[Recorded data]

# # # # #

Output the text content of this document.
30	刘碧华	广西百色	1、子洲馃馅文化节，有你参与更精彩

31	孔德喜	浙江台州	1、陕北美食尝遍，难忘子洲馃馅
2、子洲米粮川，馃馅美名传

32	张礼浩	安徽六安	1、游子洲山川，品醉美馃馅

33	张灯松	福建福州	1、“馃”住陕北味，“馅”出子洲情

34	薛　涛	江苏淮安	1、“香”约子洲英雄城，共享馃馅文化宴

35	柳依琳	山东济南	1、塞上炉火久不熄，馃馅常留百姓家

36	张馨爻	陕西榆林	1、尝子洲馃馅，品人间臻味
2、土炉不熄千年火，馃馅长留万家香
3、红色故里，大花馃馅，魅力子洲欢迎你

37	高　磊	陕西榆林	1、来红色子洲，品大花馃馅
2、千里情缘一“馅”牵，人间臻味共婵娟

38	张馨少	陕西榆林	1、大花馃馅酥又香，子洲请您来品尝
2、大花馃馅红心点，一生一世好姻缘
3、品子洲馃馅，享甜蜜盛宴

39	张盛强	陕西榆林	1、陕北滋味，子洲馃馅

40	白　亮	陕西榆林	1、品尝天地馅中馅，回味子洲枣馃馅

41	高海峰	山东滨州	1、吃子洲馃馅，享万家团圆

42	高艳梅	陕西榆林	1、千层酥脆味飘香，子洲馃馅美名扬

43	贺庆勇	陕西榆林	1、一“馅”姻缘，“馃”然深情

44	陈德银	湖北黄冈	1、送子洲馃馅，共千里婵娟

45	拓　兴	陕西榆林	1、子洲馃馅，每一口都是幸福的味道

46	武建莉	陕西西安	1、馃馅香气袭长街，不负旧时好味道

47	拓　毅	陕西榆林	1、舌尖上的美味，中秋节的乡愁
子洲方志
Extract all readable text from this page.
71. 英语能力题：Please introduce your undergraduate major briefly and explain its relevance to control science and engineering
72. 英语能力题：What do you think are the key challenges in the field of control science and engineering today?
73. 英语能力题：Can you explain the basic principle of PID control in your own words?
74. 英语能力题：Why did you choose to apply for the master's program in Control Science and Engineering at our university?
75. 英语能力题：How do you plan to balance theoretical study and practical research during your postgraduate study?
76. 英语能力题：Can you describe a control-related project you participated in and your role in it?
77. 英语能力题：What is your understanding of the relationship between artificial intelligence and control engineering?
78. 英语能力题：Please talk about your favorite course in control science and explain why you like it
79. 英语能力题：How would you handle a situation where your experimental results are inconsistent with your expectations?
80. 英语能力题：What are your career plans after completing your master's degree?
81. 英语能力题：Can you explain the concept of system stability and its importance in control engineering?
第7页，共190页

# # # # #

### [Task goal]
Extract the entries above verbatim.

### [Answer to the exercise]
Output the text content of this document.
30	刘碧华	广西百色	1、子洲馃馅文化节，有你参与更精彩

31	孔德喜	浙江台州	1、陕北美食尝遍，难忘子洲馃馅
2、子洲米粮川，馃馅美名传

32	张礼浩	安徽六安	1、游子洲山川，品醉美馃馅

33	张灯松	福建福州	1、“馃”住陕北味，“馅”出子洲情

34	薛　涛	江苏淮安	1、“香”约子洲英雄城，共享馃馅文化宴

35	柳依琳	山东济南	1、塞上炉火久不熄，馃馅常留百姓家

36	张馨爻	陕西榆林	1、尝子洲馃馅，品人间臻味
2、土炉不熄千年火，馃馅长留万家香
3、红色故里，大花馃馅，魅力子洲欢迎你

37	高　磊	陕西榆林	1、来红色子洲，品大花馃馅
2、千里情缘一“馅”牵，人间臻味共婵娟

38	张馨少	陕西榆林	1、大花馃馅酥又香，子洲请您来品尝
2、大花馃馅红心点，一生一世好姻缘
3、品子洲馃馅，享甜蜜盛宴

39	张盛强	陕西榆林	1、陕北滋味，子洲馃馅

40	白　亮	陕西榆林	1、品尝天地馅中馅，回味子洲枣馃馅

41	高海峰	山东滨州	1、吃子洲馃馅，享万家团圆

42	高艳梅	陕西榆林	1、千层酥脆味飘香，子洲馃馅美名扬

43	贺庆勇	陕西榆林	1、一“馅”姻缘，“馃”然深情

44	陈德银	湖北黄冈	1、送子洲馃馅，共千里婵娟

45	拓　兴	陕西榆林	1、子洲馃馅，每一口都是幸福的味道

46	武建莉	陕西西安	1、馃馅香气袭长街，不负旧时好味道

47	拓　毅	陕西榆林	1、舌尖上的美味，中秋节的乡愁
子洲方志
Extract all readable text from this page.
71. 英语能力题：Please introduce your undergraduate major briefly and explain its relevance to control science and engineering
72. 英语能力题：What do you think are the key challenges in the field of control science and engineering today?
73. 英语能力题：Can you explain the basic principle of PID control in your own words?
74. 英语能力题：Why did you choose to apply for the master's program in Control Science and Engineering at our university?
75. 英语能力题：How do you plan to balance theoretical study and practical research during your postgraduate study?
76. 英语能力题：Can you describe a control-related project you participated in and your role in it?
77. 英语能力题：What is your understanding of the relationship between artificial intelligence and control engineering?
78. 英语能力题：Please talk about your favorite course in control science and explain why you like it
79. 英语能力题：How would you handle a situation where your experimental results are inconsistent with your expectations?
80. 英语能力题：What are your career plans after completing your master's degree?
81. 英语能力题：Can you explain the concept of system stability and its importance in control engineering?
第7页，共190页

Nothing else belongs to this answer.